Given exercise → Pull every line containing "JSON" from the entries.

Given information →
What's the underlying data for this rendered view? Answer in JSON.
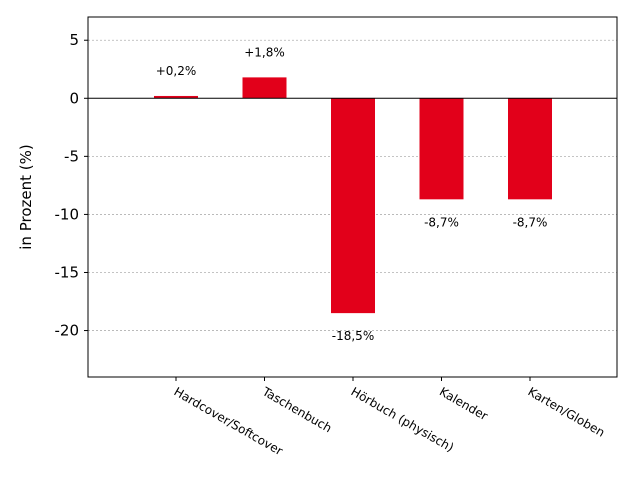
{
  "chart_data": {
    "type": "bar",
    "title": "",
    "xlabel": "",
    "ylabel": "in Prozent (%)",
    "categories": [
      "Hardcover/Softcover",
      "Taschenbuch",
      "Hörbuch (physisch)",
      "Kalender",
      "Karten/Globen"
    ],
    "values": [
      0.2,
      1.8,
      -18.5,
      -8.7,
      -8.7
    ],
    "data_labels": [
      "+0,2%",
      "+1,8%",
      "-18,5%",
      "-8,7%",
      "-8,7%"
    ],
    "ylim": [
      -24,
      7
    ],
    "yticks": [
      5,
      0,
      -5,
      -10,
      -15,
      -20
    ],
    "ytick_labels": [
      "5",
      "0",
      "-5",
      "-10",
      "-15",
      "-20"
    ],
    "grid": true,
    "legend": "none",
    "colors": {
      "bar": "#e2001a",
      "grid": "#b0b0b0",
      "axis": "#000000"
    }
  }
}
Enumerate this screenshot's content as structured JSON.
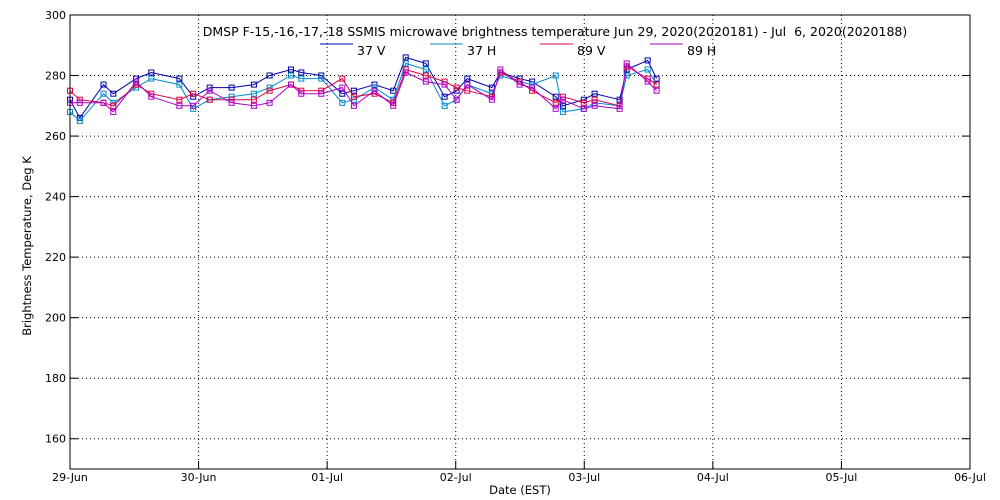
{
  "chart_data": {
    "type": "line",
    "title": "DMSP F-15,-16,-17,-18 SSMIS microwave brightness temperature Jun 29, 2020(2020181) - Jul  6, 2020(2020188)",
    "xlabel": "Date (EST)",
    "ylabel": "Brightness Temperature, Deg K",
    "ylim": [
      150,
      300
    ],
    "yticks": [
      160,
      180,
      200,
      220,
      240,
      260,
      280,
      300
    ],
    "xlim": [
      "2020-06-29T00:00",
      "2020-07-06T00:00"
    ],
    "xticks": [
      {
        "x": "2020-06-29T00:00",
        "label": "29-Jun"
      },
      {
        "x": "2020-06-30T00:00",
        "label": "30-Jun"
      },
      {
        "x": "2020-07-01T00:00",
        "label": "01-Jul"
      },
      {
        "x": "2020-07-02T00:00",
        "label": "02-Jul"
      },
      {
        "x": "2020-07-03T00:00",
        "label": "03-Jul"
      },
      {
        "x": "2020-07-04T00:00",
        "label": "04-Jul"
      },
      {
        "x": "2020-07-05T00:00",
        "label": "05-Jul"
      },
      {
        "x": "2020-07-06T00:00",
        "label": "06-Jul"
      }
    ],
    "grid": true,
    "legend_position": "top",
    "x": [
      "2020-06-29T00:00",
      "2020-06-29T01:50",
      "2020-06-29T06:15",
      "2020-06-29T08:05",
      "2020-06-29T12:20",
      "2020-06-29T15:10",
      "2020-06-29T20:25",
      "2020-06-29T23:00",
      "2020-06-30T02:05",
      "2020-06-30T06:10",
      "2020-06-30T10:20",
      "2020-06-30T13:15",
      "2020-06-30T17:15",
      "2020-06-30T19:10",
      "2020-06-30T22:55",
      "2020-07-01T02:50",
      "2020-07-01T05:00",
      "2020-07-01T08:50",
      "2020-07-01T12:20",
      "2020-07-01T14:40",
      "2020-07-01T18:25",
      "2020-07-01T21:55",
      "2020-07-02T00:10",
      "2020-07-02T02:10",
      "2020-07-02T06:45",
      "2020-07-02T08:20",
      "2020-07-02T11:55",
      "2020-07-02T14:15",
      "2020-07-02T18:40",
      "2020-07-02T20:00",
      "2020-07-02T23:55",
      "2020-07-03T01:55",
      "2020-07-03T06:35",
      "2020-07-03T07:55",
      "2020-07-03T11:50",
      "2020-07-03T13:30",
      "2020-07-03T17:45"
    ],
    "series": [
      {
        "name": "37 V",
        "color": "#0000aa",
        "values": [
          272,
          266,
          277,
          274,
          279,
          281,
          279,
          273,
          276,
          276,
          277,
          280,
          282,
          281,
          280,
          274,
          275,
          277,
          275,
          286,
          284,
          273,
          275,
          279,
          276,
          281,
          279,
          278,
          273,
          270,
          272,
          274,
          272,
          282,
          285,
          279,
          null
        ]
      },
      {
        "name": "37 H",
        "color": "#0088cc",
        "values": [
          268,
          265,
          274,
          271,
          276,
          279,
          277,
          269,
          272,
          273,
          274,
          276,
          280,
          279,
          279,
          271,
          272,
          276,
          272,
          284,
          282,
          270,
          272,
          277,
          274,
          280,
          278,
          277,
          280,
          268,
          269,
          271,
          270,
          280,
          282,
          277,
          null
        ]
      },
      {
        "name": "89 V",
        "color": "#dd0044",
        "values": [
          275,
          272,
          271,
          270,
          277,
          274,
          272,
          274,
          272,
          272,
          272,
          275,
          277,
          275,
          275,
          279,
          273,
          274,
          271,
          282,
          280,
          278,
          276,
          275,
          273,
          281,
          278,
          275,
          271,
          273,
          271,
          272,
          270,
          283,
          279,
          277,
          null
        ]
      },
      {
        "name": "89 H",
        "color": "#aa00cc",
        "values": [
          271,
          271,
          271,
          268,
          278,
          273,
          270,
          270,
          275,
          271,
          270,
          271,
          277,
          274,
          274,
          276,
          270,
          275,
          270,
          281,
          278,
          277,
          272,
          277,
          272,
          282,
          277,
          276,
          269,
          272,
          269,
          270,
          269,
          284,
          278,
          275,
          null
        ]
      }
    ]
  }
}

The solution →
What's the underlying data for this rendered view? Answer in JSON.
Enumerate this screenshot's content as structured JSON.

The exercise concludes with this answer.